# start of TEXT EXCERPT

The present disclosure generally relates to data processing methods.
Since the invention of computer, the processing power of computer systems continues to improve, more or less following the famous Moore's Law. With ever increasing computing power, more and more data intensive applications are being developed. It is now not uncommon to see a database that stores many billions records running into peta bytes of data storage. Often, it is desirable to quickly analyze the data to obtain interesting information.
The present disclosure generally relates to data processing. Bloom filters are used to process data at high speed. A Bloom filter that is initialized based on a source string can be used to quickly determine the similarity between the source string and a query string.

# end of TEXT EXCERPT
# start of EXCERPTED RECORDS

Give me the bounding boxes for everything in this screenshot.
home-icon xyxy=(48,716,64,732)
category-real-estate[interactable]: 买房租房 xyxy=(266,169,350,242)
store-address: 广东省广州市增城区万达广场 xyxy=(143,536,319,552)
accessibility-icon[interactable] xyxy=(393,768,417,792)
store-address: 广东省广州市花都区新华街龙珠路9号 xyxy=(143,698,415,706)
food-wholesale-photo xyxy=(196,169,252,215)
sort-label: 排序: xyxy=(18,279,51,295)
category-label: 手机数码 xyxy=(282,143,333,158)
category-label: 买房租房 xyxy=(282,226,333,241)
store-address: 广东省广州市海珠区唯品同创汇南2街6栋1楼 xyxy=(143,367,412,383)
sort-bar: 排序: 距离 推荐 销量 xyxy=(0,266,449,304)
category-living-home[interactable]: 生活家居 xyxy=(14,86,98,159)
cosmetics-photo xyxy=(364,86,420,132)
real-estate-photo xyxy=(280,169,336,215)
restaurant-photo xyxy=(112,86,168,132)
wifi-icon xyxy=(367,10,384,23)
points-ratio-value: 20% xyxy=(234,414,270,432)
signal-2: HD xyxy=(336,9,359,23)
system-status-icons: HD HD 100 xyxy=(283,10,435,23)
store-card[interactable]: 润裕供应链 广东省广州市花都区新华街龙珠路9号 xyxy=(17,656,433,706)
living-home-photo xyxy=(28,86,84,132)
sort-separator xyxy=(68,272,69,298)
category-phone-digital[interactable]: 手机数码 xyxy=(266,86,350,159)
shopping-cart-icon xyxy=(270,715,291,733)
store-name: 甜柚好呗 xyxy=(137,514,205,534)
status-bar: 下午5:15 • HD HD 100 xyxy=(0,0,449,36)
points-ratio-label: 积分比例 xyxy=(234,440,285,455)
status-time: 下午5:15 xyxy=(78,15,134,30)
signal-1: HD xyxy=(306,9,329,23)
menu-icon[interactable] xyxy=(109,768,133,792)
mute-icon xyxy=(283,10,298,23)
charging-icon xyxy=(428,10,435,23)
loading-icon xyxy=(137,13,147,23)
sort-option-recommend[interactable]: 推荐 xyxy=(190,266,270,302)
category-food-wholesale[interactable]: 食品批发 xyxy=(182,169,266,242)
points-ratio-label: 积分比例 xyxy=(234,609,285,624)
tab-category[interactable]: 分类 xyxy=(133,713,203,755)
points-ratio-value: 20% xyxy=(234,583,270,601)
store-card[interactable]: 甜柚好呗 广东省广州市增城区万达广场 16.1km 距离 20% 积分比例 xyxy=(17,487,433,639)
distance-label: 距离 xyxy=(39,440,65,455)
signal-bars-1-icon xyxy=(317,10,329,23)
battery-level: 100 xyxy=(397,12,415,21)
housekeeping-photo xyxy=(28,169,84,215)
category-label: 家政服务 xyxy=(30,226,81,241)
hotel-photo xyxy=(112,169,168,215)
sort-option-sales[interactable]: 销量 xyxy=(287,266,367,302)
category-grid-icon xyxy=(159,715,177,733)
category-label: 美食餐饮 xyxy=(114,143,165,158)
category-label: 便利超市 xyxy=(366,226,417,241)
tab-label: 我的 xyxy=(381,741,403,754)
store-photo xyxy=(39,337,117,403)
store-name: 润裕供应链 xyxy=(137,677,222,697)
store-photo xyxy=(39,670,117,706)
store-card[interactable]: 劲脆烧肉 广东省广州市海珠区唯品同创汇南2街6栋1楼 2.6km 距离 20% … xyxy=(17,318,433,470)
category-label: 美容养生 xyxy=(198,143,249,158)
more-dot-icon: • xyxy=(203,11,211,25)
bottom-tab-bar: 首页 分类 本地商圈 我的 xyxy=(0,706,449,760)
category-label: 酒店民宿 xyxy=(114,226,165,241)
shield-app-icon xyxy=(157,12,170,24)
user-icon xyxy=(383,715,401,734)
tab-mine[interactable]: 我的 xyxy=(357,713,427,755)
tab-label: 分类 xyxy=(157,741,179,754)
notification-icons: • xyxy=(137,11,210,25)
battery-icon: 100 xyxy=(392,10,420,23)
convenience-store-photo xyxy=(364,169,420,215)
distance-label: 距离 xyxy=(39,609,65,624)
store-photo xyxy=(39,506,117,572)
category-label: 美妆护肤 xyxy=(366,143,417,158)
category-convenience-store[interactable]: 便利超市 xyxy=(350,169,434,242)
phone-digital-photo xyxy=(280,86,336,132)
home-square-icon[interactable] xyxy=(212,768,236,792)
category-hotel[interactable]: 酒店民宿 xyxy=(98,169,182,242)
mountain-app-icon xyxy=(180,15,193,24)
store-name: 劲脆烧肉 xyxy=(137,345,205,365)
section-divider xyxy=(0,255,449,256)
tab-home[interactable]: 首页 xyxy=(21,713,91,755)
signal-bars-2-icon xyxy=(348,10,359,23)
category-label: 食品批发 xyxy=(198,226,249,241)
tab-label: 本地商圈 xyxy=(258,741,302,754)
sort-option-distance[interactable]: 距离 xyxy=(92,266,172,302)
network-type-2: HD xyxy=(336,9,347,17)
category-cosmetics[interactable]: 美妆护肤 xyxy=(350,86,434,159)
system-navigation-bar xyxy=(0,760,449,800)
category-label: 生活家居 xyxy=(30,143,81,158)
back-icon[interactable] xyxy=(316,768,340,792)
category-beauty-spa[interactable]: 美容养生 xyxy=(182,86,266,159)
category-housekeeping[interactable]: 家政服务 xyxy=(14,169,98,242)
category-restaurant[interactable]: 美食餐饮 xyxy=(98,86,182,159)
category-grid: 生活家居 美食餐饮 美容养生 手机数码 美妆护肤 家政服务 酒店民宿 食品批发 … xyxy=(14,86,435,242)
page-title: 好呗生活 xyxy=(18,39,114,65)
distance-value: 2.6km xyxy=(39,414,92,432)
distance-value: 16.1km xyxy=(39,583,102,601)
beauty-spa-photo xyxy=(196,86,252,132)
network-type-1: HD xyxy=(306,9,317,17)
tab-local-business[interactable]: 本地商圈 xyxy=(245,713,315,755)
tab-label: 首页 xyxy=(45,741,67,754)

# end of EXCERPTED RECORDS

-- INSTRUCTIONS TO FOLLOW --
Continue the passage on using Bloom filters to compare strings, starting after its last sentence. The records come from a different source than the text.

-- WRITTEN RESPONSE --
It is often useful to determine whether a query string, or a segment of the query string, is present in a source file. For example, there are many real world applications in determining whether a specific pattern exists in an input file, such as classification based on pattern matching, searching, and others. To make this kind of determination, it is typically necessary to search through the entire source file for the input string, which is computationally expensive and slow. For example, matching strings of information often involves template matching and matching time-series embedding generated by non-linear dynamical systems. The time-series is typically converted into a frequency domain via Fourier methods, and the power spectra of the source time-series and query time-series are compared via likelihood ratio methods/density methods and the Corr-entropy measures. These methods are often not fast enough for a variety of applications.
To make similarity determinations, it often involves template matching and matching time-series embedding generated by a non-linear dynamical systems. Also the time-series is typically converted into a frequency domain via Fourier methods, and the power spectra of the source time-series and query time-series are compared via likelihood ratio methods/density methods and the corr-entropy measures. These methods are often slow and computationally expensive. Thus, it is desirable to have methods and systems for quickly determining whether a source file contains a substring.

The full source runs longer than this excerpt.